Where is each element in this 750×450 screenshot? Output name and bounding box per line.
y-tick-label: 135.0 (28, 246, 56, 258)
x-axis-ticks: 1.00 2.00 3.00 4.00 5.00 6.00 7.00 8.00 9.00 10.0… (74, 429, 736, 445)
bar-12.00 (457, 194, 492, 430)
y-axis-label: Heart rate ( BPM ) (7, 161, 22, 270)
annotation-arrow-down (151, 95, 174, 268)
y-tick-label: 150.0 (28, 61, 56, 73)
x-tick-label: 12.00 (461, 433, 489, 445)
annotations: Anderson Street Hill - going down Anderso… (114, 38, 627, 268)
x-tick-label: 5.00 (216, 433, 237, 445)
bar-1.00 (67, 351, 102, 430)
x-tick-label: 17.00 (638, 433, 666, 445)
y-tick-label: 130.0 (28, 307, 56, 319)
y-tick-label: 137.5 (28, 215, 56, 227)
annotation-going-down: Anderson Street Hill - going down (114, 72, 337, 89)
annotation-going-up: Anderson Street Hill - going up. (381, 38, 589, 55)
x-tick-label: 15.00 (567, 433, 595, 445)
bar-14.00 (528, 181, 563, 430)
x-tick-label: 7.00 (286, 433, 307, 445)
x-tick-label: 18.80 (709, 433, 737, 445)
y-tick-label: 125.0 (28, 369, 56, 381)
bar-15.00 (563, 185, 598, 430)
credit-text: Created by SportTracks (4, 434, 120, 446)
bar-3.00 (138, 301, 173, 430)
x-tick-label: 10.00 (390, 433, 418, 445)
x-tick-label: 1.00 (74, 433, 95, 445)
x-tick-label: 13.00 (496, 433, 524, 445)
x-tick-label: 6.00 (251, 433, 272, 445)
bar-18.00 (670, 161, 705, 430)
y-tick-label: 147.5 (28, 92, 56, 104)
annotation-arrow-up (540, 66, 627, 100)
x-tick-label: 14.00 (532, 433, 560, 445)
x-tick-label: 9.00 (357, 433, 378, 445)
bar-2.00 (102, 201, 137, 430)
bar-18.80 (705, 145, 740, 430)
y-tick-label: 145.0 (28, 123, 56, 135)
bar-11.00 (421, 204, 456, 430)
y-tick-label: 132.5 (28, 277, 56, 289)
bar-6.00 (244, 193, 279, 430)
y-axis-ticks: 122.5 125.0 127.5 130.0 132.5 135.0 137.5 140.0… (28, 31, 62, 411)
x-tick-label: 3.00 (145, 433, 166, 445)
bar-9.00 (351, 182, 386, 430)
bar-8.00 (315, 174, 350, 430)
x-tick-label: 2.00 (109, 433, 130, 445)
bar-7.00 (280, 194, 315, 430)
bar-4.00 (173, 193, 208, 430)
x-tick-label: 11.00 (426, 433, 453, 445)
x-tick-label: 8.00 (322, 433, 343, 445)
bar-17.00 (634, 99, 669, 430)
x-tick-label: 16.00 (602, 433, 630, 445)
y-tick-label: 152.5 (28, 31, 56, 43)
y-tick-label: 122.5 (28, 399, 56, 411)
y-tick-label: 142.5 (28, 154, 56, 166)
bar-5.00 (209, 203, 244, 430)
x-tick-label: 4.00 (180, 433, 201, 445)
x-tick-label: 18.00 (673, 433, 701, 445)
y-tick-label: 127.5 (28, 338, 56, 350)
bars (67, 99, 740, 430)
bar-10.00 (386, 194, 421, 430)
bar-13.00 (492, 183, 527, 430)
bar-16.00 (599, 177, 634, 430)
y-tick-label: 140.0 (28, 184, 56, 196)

What you have to do - Replace every occurrence of "Anderson Street Hill" in the listing with "Anderson St. Hill", and write out the full listing again with everything else left as it is.

Answer to this exercise -
Where is each element in this 750×450 screenshot? Output name and bounding box per line.
y-tick-label: 135.0 (28, 246, 56, 258)
x-axis-ticks: 1.00 2.00 3.00 4.00 5.00 6.00 7.00 8.00 9.00 10.0… (74, 429, 736, 445)
bar-12.00 (457, 194, 492, 430)
y-axis-label: Heart rate ( BPM ) (7, 161, 22, 270)
annotation-arrow-down (151, 95, 174, 268)
y-tick-label: 150.0 (28, 61, 56, 73)
x-tick-label: 12.00 (461, 433, 489, 445)
annotations: Anderson St. Hill - going down Anderso… (114, 38, 627, 268)
x-tick-label: 5.00 (216, 433, 237, 445)
bar-1.00 (67, 351, 102, 430)
x-tick-label: 17.00 (638, 433, 666, 445)
y-tick-label: 130.0 (28, 307, 56, 319)
y-tick-label: 137.5 (28, 215, 56, 227)
annotation-going-down: Anderson St. Hill - going down (114, 72, 337, 89)
annotation-going-up: Anderson St. Hill - going up. (381, 38, 589, 55)
x-tick-label: 15.00 (567, 433, 595, 445)
bar-14.00 (528, 181, 563, 430)
x-tick-label: 7.00 (286, 433, 307, 445)
x-tick-label: 18.80 (709, 433, 737, 445)
y-tick-label: 125.0 (28, 369, 56, 381)
bar-15.00 (563, 185, 598, 430)
credit-text: Created by SportTracks (4, 434, 120, 446)
bar-3.00 (138, 301, 173, 430)
x-tick-label: 10.00 (390, 433, 418, 445)
x-tick-label: 1.00 (74, 433, 95, 445)
x-tick-label: 13.00 (496, 433, 524, 445)
x-tick-label: 6.00 (251, 433, 272, 445)
bar-18.00 (670, 161, 705, 430)
y-tick-label: 147.5 (28, 92, 56, 104)
annotation-arrow-up (540, 66, 627, 100)
x-tick-label: 14.00 (532, 433, 560, 445)
x-tick-label: 9.00 (357, 433, 378, 445)
bar-2.00 (102, 201, 137, 430)
bar-18.80 (705, 145, 740, 430)
y-tick-label: 145.0 (28, 123, 56, 135)
bar-11.00 (421, 204, 456, 430)
y-tick-label: 132.5 (28, 277, 56, 289)
bar-6.00 (244, 193, 279, 430)
y-axis-ticks: 122.5 125.0 127.5 130.0 132.5 135.0 137.5 140.0… (28, 31, 62, 411)
x-tick-label: 3.00 (145, 433, 166, 445)
bar-9.00 (351, 182, 386, 430)
bar-8.00 (315, 174, 350, 430)
x-tick-label: 2.00 (109, 433, 130, 445)
bar-7.00 (280, 194, 315, 430)
bar-4.00 (173, 193, 208, 430)
x-tick-label: 11.00 (426, 433, 453, 445)
x-tick-label: 8.00 (322, 433, 343, 445)
bar-17.00 (634, 99, 669, 430)
x-tick-label: 16.00 (602, 433, 630, 445)
y-tick-label: 152.5 (28, 31, 56, 43)
y-tick-label: 122.5 (28, 399, 56, 411)
y-tick-label: 142.5 (28, 154, 56, 166)
bar-5.00 (209, 203, 244, 430)
x-tick-label: 4.00 (180, 433, 201, 445)
x-tick-label: 18.00 (673, 433, 701, 445)
y-tick-label: 127.5 (28, 338, 56, 350)
bars (67, 99, 740, 430)
bar-10.00 (386, 194, 421, 430)
bar-13.00 (492, 183, 527, 430)
bar-16.00 (599, 177, 634, 430)
y-tick-label: 140.0 (28, 184, 56, 196)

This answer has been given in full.